> [TASKS AND EXERCISES]
a – Reproduce word for word the section of the karaoke passage that opens with the words containing "The hours pass" and closes with "get my 80s on.".
b – Condense the paragraph of the karaoke passage that begins "When I take the stage" into a shorter version that keeps its main facts.

> [READING PASSAGE]
------
The hours pass by quickly, more people arrive and suddenly it's 10:30pm and I want to go to karaoke. People don't love karaoke the way I do, so I seized this as my annual opportunity to play the 'it's my birthday, we're doing what I want' card. Three taxis later and we are gathered on the empty dance floor of Montgomery's, the only Karaoke bar in town. I don't even remember who sang first, but after my Musical Motivation, I had one thing on my mind.
When I take the stage to sing some BT, the karaoke machine breaks. It's a devastating blow. What if it doesn't come back on? They actually took the song books away...the outlook was bleak as I sipped my pint and stared at the ominous fuzz on the screen. Thankfully, the birthday gods smiled on me and I was once again, microphone in hand, ready to get my 80s on.
I remember I started strongly with the slow 'Turn around...every now and then I get a little bit lonely and you're never coming round.' It felt good, my spirit mother was with me. My friends, several metres away were staring back, I think, enthusiastically. I decided to make use of the vast empty space in front of me and started prancing around like Roxy Hart if she were a pony high on cocaine.
------
> [SUPPLIED INFORMATION]
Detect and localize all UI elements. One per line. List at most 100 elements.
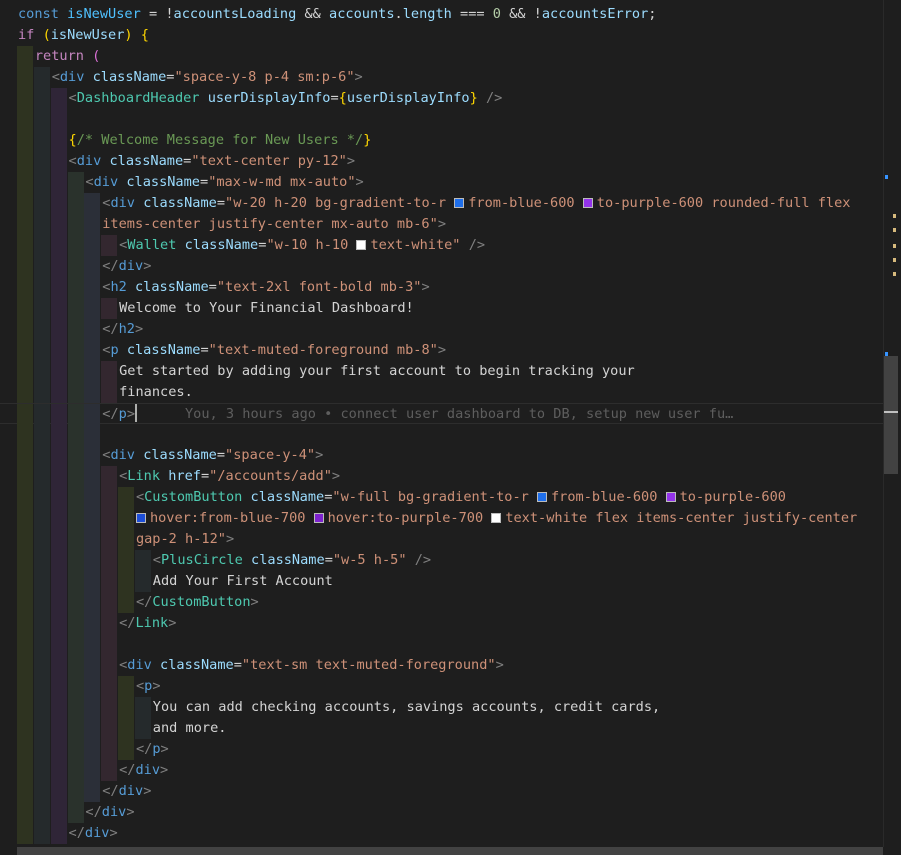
------
> [WRITTEN ANSWERS]
a –
The hours pass by quickly, more people arrive and suddenly it's 10:30pm and I want to go to karaoke. People don't love karaoke the way I do, so I seized this as my annual opportunity to play the 'it's my birthday, we're doing what I want' card. Three taxis later and we are gathered on the empty dance floor of Montgomery's, the only Karaoke bar in town. I don't even remember who sang first, but after my Musical Motivation, I had one thing on my mind.
When I take the stage to sing some BT, the karaoke machine breaks. It's a devastating blow. What if it doesn't come back on? They actually took the song books away...the outlook was bleak as I sipped my pint and stared at the ominous fuzz on the screen. Thankfully, the birthday gods smiled on me and I was once again, microphone in hand, ready to get my 80s on.

b – When I went up to sing some BT, the karaoke machine broke, and the song books were even taken away. I sipped my pint and stared at the fuzz on the screen, worried it would not come back on. Fortunately it did, and I was soon holding the microphone again, ready for some 80s music.